- [EXERCISE REQUIREMENTS]: Restate every line of the material, word for word.

Part of a data file

•••

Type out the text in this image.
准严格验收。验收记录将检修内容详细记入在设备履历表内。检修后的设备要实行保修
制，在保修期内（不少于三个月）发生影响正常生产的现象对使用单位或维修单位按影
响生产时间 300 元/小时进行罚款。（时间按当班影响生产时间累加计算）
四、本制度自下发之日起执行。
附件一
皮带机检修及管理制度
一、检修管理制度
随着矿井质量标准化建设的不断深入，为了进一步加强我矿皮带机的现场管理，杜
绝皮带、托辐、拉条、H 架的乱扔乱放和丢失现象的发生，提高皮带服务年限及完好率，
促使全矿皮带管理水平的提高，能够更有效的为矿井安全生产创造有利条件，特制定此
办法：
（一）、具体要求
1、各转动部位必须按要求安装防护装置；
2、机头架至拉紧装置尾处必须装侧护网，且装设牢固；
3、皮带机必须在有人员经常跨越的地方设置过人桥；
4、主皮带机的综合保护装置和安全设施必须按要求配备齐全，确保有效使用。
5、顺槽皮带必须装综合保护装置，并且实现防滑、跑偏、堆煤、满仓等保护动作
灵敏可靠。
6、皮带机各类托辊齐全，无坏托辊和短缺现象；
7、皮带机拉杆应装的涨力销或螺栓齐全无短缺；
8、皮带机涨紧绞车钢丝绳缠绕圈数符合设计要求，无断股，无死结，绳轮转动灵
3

•••

- [WRITTEN SOLUTION]:
Type out the text in this image.
准严格验收。验收记录将检修内容详细记入在设备履历表内。检修后的设备要实行保修
制，在保修期内（不少于三个月）发生影响正常生产的现象对使用单位或维修单位按影
响生产时间 300 元/小时进行罚款。（时间按当班影响生产时间累加计算）
四、本制度自下发之日起执行。
附件一
皮带机检修及管理制度
一、检修管理制度
随着矿井质量标准化建设的不断深入，为了进一步加强我矿皮带机的现场管理，杜
绝皮带、托辐、拉条、H 架的乱扔乱放和丢失现象的发生，提高皮带服务年限及完好率，
促使全矿皮带管理水平的提高，能够更有效的为矿井安全生产创造有利条件，特制定此
办法：
（一）、具体要求
1、各转动部位必须按要求安装防护装置；
2、机头架至拉紧装置尾处必须装侧护网，且装设牢固；
3、皮带机必须在有人员经常跨越的地方设置过人桥；
4、主皮带机的综合保护装置和安全设施必须按要求配备齐全，确保有效使用。
5、顺槽皮带必须装综合保护装置，并且实现防滑、跑偏、堆煤、满仓等保护动作
灵敏可靠。
6、皮带机各类托辊齐全，无坏托辊和短缺现象；
7、皮带机拉杆应装的涨力销或螺栓齐全无短缺；
8、皮带机涨紧绞车钢丝绳缠绕圈数符合设计要求，无断股，无死结，绳轮转动灵
3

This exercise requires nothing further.